### [Work required]
Without altering anything, repeat each of the records.

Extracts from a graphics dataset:
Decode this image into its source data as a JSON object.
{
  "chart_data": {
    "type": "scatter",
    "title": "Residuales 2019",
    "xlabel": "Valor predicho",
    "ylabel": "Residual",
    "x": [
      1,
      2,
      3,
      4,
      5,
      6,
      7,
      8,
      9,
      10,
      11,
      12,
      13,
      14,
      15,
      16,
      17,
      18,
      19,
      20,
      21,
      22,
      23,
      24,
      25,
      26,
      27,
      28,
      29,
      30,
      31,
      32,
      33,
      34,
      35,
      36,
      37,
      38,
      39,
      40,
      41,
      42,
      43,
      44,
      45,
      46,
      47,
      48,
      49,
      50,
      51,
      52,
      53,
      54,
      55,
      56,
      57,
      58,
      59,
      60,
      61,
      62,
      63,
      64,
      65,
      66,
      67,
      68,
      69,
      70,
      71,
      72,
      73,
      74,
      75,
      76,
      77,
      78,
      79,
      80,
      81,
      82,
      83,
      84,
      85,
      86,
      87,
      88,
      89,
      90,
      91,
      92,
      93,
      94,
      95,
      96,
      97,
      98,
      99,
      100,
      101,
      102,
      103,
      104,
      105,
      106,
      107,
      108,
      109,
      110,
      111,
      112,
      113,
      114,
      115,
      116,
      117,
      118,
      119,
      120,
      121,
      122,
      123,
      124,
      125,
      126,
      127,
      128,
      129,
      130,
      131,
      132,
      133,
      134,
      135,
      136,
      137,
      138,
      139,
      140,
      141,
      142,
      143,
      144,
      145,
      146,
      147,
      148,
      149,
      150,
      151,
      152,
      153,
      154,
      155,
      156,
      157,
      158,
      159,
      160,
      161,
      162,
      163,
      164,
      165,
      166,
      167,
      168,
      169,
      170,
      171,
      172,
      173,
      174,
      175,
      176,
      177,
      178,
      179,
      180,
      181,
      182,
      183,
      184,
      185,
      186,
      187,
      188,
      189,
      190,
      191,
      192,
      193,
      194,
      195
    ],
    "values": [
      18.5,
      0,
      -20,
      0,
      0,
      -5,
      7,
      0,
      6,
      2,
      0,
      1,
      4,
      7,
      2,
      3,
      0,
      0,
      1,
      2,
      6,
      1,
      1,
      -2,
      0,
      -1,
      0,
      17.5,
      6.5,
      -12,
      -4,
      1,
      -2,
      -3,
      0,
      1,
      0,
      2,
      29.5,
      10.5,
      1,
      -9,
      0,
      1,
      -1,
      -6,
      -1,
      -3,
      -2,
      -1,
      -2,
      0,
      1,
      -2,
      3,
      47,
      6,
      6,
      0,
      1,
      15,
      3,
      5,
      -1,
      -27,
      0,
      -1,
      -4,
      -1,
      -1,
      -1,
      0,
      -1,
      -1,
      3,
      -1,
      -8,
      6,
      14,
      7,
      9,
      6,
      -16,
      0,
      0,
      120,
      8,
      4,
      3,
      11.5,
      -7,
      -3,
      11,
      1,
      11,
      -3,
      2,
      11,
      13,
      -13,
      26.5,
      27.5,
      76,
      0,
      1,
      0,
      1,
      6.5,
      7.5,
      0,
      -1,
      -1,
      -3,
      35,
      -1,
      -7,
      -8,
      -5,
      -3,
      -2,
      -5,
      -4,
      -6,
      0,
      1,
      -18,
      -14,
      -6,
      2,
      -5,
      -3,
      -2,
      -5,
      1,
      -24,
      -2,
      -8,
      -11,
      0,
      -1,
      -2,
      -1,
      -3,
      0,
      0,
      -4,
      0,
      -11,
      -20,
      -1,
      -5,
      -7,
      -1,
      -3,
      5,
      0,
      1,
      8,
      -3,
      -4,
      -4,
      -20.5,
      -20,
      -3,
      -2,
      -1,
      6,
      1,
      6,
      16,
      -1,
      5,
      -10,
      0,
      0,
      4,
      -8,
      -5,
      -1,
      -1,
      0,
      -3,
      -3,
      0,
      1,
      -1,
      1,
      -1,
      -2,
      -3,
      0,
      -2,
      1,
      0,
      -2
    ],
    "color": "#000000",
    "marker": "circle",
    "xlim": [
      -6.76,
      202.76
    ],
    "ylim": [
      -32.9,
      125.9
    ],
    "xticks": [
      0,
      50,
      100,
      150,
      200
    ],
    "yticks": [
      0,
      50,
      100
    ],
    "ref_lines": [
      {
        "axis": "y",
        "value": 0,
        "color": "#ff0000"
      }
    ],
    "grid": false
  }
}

### [Response for this exercise]
Decode this image into its source data as a JSON object.
{
  "chart_data": {
    "type": "scatter",
    "title": "Residuales 2019",
    "xlabel": "Valor predicho",
    "ylabel": "Residual",
    "x": [
      1,
      2,
      3,
      4,
      5,
      6,
      7,
      8,
      9,
      10,
      11,
      12,
      13,
      14,
      15,
      16,
      17,
      18,
      19,
      20,
      21,
      22,
      23,
      24,
      25,
      26,
      27,
      28,
      29,
      30,
      31,
      32,
      33,
      34,
      35,
      36,
      37,
      38,
      39,
      40,
      41,
      42,
      43,
      44,
      45,
      46,
      47,
      48,
      49,
      50,
      51,
      52,
      53,
      54,
      55,
      56,
      57,
      58,
      59,
      60,
      61,
      62,
      63,
      64,
      65,
      66,
      67,
      68,
      69,
      70,
      71,
      72,
      73,
      74,
      75,
      76,
      77,
      78,
      79,
      80,
      81,
      82,
      83,
      84,
      85,
      86,
      87,
      88,
      89,
      90,
      91,
      92,
      93,
      94,
      95,
      96,
      97,
      98,
      99,
      100,
      101,
      102,
      103,
      104,
      105,
      106,
      107,
      108,
      109,
      110,
      111,
      112,
      113,
      114,
      115,
      116,
      117,
      118,
      119,
      120,
      121,
      122,
      123,
      124,
      125,
      126,
      127,
      128,
      129,
      130,
      131,
      132,
      133,
      134,
      135,
      136,
      137,
      138,
      139,
      140,
      141,
      142,
      143,
      144,
      145,
      146,
      147,
      148,
      149,
      150,
      151,
      152,
      153,
      154,
      155,
      156,
      157,
      158,
      159,
      160,
      161,
      162,
      163,
      164,
      165,
      166,
      167,
      168,
      169,
      170,
      171,
      172,
      173,
      174,
      175,
      176,
      177,
      178,
      179,
      180,
      181,
      182,
      183,
      184,
      185,
      186,
      187,
      188,
      189,
      190,
      191,
      192,
      193,
      194,
      195
    ],
    "values": [
      18.5,
      0,
      -20,
      0,
      0,
      -5,
      7,
      0,
      6,
      2,
      0,
      1,
      4,
      7,
      2,
      3,
      0,
      0,
      1,
      2,
      6,
      1,
      1,
      -2,
      0,
      -1,
      0,
      17.5,
      6.5,
      -12,
      -4,
      1,
      -2,
      -3,
      0,
      1,
      0,
      2,
      29.5,
      10.5,
      1,
      -9,
      0,
      1,
      -1,
      -6,
      -1,
      -3,
      -2,
      -1,
      -2,
      0,
      1,
      -2,
      3,
      47,
      6,
      6,
      0,
      1,
      15,
      3,
      5,
      -1,
      -27,
      0,
      -1,
      -4,
      -1,
      -1,
      -1,
      0,
      -1,
      -1,
      3,
      -1,
      -8,
      6,
      14,
      7,
      9,
      6,
      -16,
      0,
      0,
      120,
      8,
      4,
      3,
      11.5,
      -7,
      -3,
      11,
      1,
      11,
      -3,
      2,
      11,
      13,
      -13,
      26.5,
      27.5,
      76,
      0,
      1,
      0,
      1,
      6.5,
      7.5,
      0,
      -1,
      -1,
      -3,
      35,
      -1,
      -7,
      -8,
      -5,
      -3,
      -2,
      -5,
      -4,
      -6,
      0,
      1,
      -18,
      -14,
      -6,
      2,
      -5,
      -3,
      -2,
      -5,
      1,
      -24,
      -2,
      -8,
      -11,
      0,
      -1,
      -2,
      -1,
      -3,
      0,
      0,
      -4,
      0,
      -11,
      -20,
      -1,
      -5,
      -7,
      -1,
      -3,
      5,
      0,
      1,
      8,
      -3,
      -4,
      -4,
      -20.5,
      -20,
      -3,
      -2,
      -1,
      6,
      1,
      6,
      16,
      -1,
      5,
      -10,
      0,
      0,
      4,
      -8,
      -5,
      -1,
      -1,
      0,
      -3,
      -3,
      0,
      1,
      -1,
      1,
      -1,
      -2,
      -3,
      0,
      -2,
      1,
      0,
      -2
    ],
    "color": "#000000",
    "marker": "circle",
    "xlim": [
      -6.76,
      202.76
    ],
    "ylim": [
      -32.9,
      125.9
    ],
    "xticks": [
      0,
      50,
      100,
      150,
      200
    ],
    "yticks": [
      0,
      50,
      100
    ],
    "ref_lines": [
      {
        "axis": "y",
        "value": 0,
        "color": "#ff0000"
      }
    ],
    "grid": false
  }
}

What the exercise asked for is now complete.